■ What is asked
Repeat the material exactly, every line of it.

■ Data for processing
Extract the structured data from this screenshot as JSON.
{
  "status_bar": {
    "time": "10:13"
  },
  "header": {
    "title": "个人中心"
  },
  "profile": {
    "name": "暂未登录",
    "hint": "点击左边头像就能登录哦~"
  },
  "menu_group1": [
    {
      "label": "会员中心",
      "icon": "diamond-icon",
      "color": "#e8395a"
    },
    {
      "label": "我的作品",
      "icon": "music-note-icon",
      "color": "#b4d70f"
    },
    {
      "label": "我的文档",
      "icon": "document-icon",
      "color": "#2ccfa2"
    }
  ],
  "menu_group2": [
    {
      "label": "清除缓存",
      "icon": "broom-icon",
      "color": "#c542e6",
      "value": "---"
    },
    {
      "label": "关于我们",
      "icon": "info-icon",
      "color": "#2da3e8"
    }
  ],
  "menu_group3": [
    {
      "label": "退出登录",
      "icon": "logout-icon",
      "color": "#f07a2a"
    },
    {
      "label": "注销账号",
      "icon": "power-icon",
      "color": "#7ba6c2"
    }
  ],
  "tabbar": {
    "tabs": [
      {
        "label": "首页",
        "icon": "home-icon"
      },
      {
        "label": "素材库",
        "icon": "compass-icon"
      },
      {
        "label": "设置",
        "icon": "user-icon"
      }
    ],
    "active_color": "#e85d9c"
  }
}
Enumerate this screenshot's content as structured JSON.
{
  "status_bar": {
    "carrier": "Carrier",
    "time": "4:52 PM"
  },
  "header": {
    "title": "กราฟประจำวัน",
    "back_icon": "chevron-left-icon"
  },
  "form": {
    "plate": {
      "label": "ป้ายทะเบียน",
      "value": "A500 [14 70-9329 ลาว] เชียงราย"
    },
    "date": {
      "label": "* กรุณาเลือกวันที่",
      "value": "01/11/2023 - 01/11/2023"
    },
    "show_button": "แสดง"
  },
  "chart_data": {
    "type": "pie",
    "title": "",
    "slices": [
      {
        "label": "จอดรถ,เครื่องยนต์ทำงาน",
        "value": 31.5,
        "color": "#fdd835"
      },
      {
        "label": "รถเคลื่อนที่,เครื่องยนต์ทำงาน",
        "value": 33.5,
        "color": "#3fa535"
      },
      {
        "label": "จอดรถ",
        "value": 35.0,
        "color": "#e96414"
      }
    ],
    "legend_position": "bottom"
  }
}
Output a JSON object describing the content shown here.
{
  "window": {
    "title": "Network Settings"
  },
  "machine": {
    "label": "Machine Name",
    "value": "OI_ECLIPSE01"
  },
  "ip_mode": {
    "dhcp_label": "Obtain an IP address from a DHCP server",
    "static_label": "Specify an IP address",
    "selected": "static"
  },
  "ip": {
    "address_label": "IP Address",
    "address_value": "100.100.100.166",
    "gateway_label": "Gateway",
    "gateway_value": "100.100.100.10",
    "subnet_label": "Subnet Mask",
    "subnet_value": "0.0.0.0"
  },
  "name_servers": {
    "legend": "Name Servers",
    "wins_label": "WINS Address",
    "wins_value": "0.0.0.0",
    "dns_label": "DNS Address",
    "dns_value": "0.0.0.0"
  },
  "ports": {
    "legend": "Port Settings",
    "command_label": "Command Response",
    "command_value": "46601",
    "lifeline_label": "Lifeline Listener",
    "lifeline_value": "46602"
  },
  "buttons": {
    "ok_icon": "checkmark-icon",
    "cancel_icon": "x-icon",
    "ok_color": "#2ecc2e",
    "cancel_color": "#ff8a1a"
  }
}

■ Complete answer
Extract the structured data from this screenshot as JSON.
{
  "status_bar": {
    "time": "10:13"
  },
  "header": {
    "title": "个人中心"
  },
  "profile": {
    "name": "暂未登录",
    "hint": "点击左边头像就能登录哦~"
  },
  "menu_group1": [
    {
      "label": "会员中心",
      "icon": "diamond-icon",
      "color": "#e8395a"
    },
    {
      "label": "我的作品",
      "icon": "music-note-icon",
      "color": "#b4d70f"
    },
    {
      "label": "我的文档",
      "icon": "document-icon",
      "color": "#2ccfa2"
    }
  ],
  "menu_group2": [
    {
      "label": "清除缓存",
      "icon": "broom-icon",
      "color": "#c542e6",
      "value": "---"
    },
    {
      "label": "关于我们",
      "icon": "info-icon",
      "color": "#2da3e8"
    }
  ],
  "menu_group3": [
    {
      "label": "退出登录",
      "icon": "logout-icon",
      "color": "#f07a2a"
    },
    {
      "label": "注销账号",
      "icon": "power-icon",
      "color": "#7ba6c2"
    }
  ],
  "tabbar": {
    "tabs": [
      {
        "label": "首页",
        "icon": "home-icon"
      },
      {
        "label": "素材库",
        "icon": "compass-icon"
      },
      {
        "label": "设置",
        "icon": "user-icon"
      }
    ],
    "active_color": "#e85d9c"
  }
}
Enumerate this screenshot's content as structured JSON.
{
  "status_bar": {
    "carrier": "Carrier",
    "time": "4:52 PM"
  },
  "header": {
    "title": "กราฟประจำวัน",
    "back_icon": "chevron-left-icon"
  },
  "form": {
    "plate": {
      "label": "ป้ายทะเบียน",
      "value": "A500 [14 70-9329 ลาว] เชียงราย"
    },
    "date": {
      "label": "* กรุณาเลือกวันที่",
      "value": "01/11/2023 - 01/11/2023"
    },
    "show_button": "แสดง"
  },
  "chart_data": {
    "type": "pie",
    "title": "",
    "slices": [
      {
        "label": "จอดรถ,เครื่องยนต์ทำงาน",
        "value": 31.5,
        "color": "#fdd835"
      },
      {
        "label": "รถเคลื่อนที่,เครื่องยนต์ทำงาน",
        "value": 33.5,
        "color": "#3fa535"
      },
      {
        "label": "จอดรถ",
        "value": 35.0,
        "color": "#e96414"
      }
    ],
    "legend_position": "bottom"
  }
}
Output a JSON object describing the content shown here.
{
  "window": {
    "title": "Network Settings"
  },
  "machine": {
    "label": "Machine Name",
    "value": "OI_ECLIPSE01"
  },
  "ip_mode": {
    "dhcp_label": "Obtain an IP address from a DHCP server",
    "static_label": "Specify an IP address",
    "selected": "static"
  },
  "ip": {
    "address_label": "IP Address",
    "address_value": "100.100.100.166",
    "gateway_label": "Gateway",
    "gateway_value": "100.100.100.10",
    "subnet_label": "Subnet Mask",
    "subnet_value": "0.0.0.0"
  },
  "name_servers": {
    "legend": "Name Servers",
    "wins_label": "WINS Address",
    "wins_value": "0.0.0.0",
    "dns_label": "DNS Address",
    "dns_value": "0.0.0.0"
  },
  "ports": {
    "legend": "Port Settings",
    "command_label": "Command Response",
    "command_value": "46601",
    "lifeline_label": "Lifeline Listener",
    "lifeline_value": "46602"
  },
  "buttons": {
    "ok_icon": "checkmark-icon",
    "cancel_icon": "x-icon",
    "ok_color": "#2ecc2e",
    "cancel_color": "#ff8a1a"
  }
}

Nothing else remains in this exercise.